Record extracts:
--------

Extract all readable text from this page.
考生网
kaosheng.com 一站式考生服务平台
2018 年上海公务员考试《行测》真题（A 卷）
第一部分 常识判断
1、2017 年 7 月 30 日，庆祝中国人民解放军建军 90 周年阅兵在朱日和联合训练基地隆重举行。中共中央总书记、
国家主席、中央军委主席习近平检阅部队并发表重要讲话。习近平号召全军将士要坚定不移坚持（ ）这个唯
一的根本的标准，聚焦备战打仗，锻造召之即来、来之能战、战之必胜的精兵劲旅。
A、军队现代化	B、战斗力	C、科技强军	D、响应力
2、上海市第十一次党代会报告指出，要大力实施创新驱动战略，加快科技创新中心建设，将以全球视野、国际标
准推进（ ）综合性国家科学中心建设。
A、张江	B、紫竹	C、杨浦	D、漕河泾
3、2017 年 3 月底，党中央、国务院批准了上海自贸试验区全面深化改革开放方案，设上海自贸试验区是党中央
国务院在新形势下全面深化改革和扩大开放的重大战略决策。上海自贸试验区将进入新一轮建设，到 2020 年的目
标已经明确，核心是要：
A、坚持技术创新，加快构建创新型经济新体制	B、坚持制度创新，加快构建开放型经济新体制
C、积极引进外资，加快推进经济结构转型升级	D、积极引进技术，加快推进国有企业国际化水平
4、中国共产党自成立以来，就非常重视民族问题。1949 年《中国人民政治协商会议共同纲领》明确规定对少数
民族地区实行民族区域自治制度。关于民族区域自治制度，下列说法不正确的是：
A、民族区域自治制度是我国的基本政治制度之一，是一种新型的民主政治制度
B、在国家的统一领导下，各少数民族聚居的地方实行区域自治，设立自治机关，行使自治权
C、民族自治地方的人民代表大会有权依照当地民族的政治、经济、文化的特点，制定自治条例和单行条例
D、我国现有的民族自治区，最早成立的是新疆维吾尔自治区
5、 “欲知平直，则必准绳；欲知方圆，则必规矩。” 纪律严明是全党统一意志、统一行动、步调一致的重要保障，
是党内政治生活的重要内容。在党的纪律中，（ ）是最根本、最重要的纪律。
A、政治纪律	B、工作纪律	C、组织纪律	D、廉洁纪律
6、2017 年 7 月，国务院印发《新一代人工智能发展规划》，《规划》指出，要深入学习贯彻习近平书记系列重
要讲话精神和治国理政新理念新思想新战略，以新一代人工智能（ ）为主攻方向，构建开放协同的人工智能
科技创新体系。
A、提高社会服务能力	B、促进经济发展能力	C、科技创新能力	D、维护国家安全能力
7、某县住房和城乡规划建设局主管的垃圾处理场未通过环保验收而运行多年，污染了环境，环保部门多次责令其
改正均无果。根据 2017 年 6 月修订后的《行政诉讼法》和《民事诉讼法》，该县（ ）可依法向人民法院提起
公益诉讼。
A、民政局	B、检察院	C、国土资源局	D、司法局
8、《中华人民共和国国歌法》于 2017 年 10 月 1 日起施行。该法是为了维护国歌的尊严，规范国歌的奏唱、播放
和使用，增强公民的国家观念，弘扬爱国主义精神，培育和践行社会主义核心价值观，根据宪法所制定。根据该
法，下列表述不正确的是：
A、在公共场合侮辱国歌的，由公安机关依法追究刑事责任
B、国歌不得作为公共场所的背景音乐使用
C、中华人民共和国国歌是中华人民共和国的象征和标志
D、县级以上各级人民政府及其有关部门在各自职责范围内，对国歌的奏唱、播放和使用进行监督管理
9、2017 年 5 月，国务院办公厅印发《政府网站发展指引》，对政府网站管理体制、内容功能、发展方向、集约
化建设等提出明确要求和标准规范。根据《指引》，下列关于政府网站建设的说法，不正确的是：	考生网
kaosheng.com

--------

Exercise directions: Without leaving anything out, give the entries again exactly.

Solved exercise:
Extract all readable text from this page.
考生网
kaosheng.com 一站式考生服务平台
2018 年上海公务员考试《行测》真题（A 卷）
第一部分 常识判断
1、2017 年 7 月 30 日，庆祝中国人民解放军建军 90 周年阅兵在朱日和联合训练基地隆重举行。中共中央总书记、
国家主席、中央军委主席习近平检阅部队并发表重要讲话。习近平号召全军将士要坚定不移坚持（ ）这个唯
一的根本的标准，聚焦备战打仗，锻造召之即来、来之能战、战之必胜的精兵劲旅。
A、军队现代化	B、战斗力	C、科技强军	D、响应力
2、上海市第十一次党代会报告指出，要大力实施创新驱动战略，加快科技创新中心建设，将以全球视野、国际标
准推进（ ）综合性国家科学中心建设。
A、张江	B、紫竹	C、杨浦	D、漕河泾
3、2017 年 3 月底，党中央、国务院批准了上海自贸试验区全面深化改革开放方案，设上海自贸试验区是党中央
国务院在新形势下全面深化改革和扩大开放的重大战略决策。上海自贸试验区将进入新一轮建设，到 2020 年的目
标已经明确，核心是要：
A、坚持技术创新，加快构建创新型经济新体制	B、坚持制度创新，加快构建开放型经济新体制
C、积极引进外资，加快推进经济结构转型升级	D、积极引进技术，加快推进国有企业国际化水平
4、中国共产党自成立以来，就非常重视民族问题。1949 年《中国人民政治协商会议共同纲领》明确规定对少数
民族地区实行民族区域自治制度。关于民族区域自治制度，下列说法不正确的是：
A、民族区域自治制度是我国的基本政治制度之一，是一种新型的民主政治制度
B、在国家的统一领导下，各少数民族聚居的地方实行区域自治，设立自治机关，行使自治权
C、民族自治地方的人民代表大会有权依照当地民族的政治、经济、文化的特点，制定自治条例和单行条例
D、我国现有的民族自治区，最早成立的是新疆维吾尔自治区
5、 “欲知平直，则必准绳；欲知方圆，则必规矩。” 纪律严明是全党统一意志、统一行动、步调一致的重要保障，
是党内政治生活的重要内容。在党的纪律中，（ ）是最根本、最重要的纪律。
A、政治纪律	B、工作纪律	C、组织纪律	D、廉洁纪律
6、2017 年 7 月，国务院印发《新一代人工智能发展规划》，《规划》指出，要深入学习贯彻习近平书记系列重
要讲话精神和治国理政新理念新思想新战略，以新一代人工智能（ ）为主攻方向，构建开放协同的人工智能
科技创新体系。
A、提高社会服务能力	B、促进经济发展能力	C、科技创新能力	D、维护国家安全能力
7、某县住房和城乡规划建设局主管的垃圾处理场未通过环保验收而运行多年，污染了环境，环保部门多次责令其
改正均无果。根据 2017 年 6 月修订后的《行政诉讼法》和《民事诉讼法》，该县（ ）可依法向人民法院提起
公益诉讼。
A、民政局	B、检察院	C、国土资源局	D、司法局
8、《中华人民共和国国歌法》于 2017 年 10 月 1 日起施行。该法是为了维护国歌的尊严，规范国歌的奏唱、播放
和使用，增强公民的国家观念，弘扬爱国主义精神，培育和践行社会主义核心价值观，根据宪法所制定。根据该
法，下列表述不正确的是：
A、在公共场合侮辱国歌的，由公安机关依法追究刑事责任
B、国歌不得作为公共场所的背景音乐使用
C、中华人民共和国国歌是中华人民共和国的象征和标志
D、县级以上各级人民政府及其有关部门在各自职责范围内，对国歌的奏唱、播放和使用进行监督管理
9、2017 年 5 月，国务院办公厅印发《政府网站发展指引》，对政府网站管理体制、内容功能、发展方向、集约
化建设等提出明确要求和标准规范。根据《指引》，下列关于政府网站建设的说法，不正确的是：	考生网
kaosheng.com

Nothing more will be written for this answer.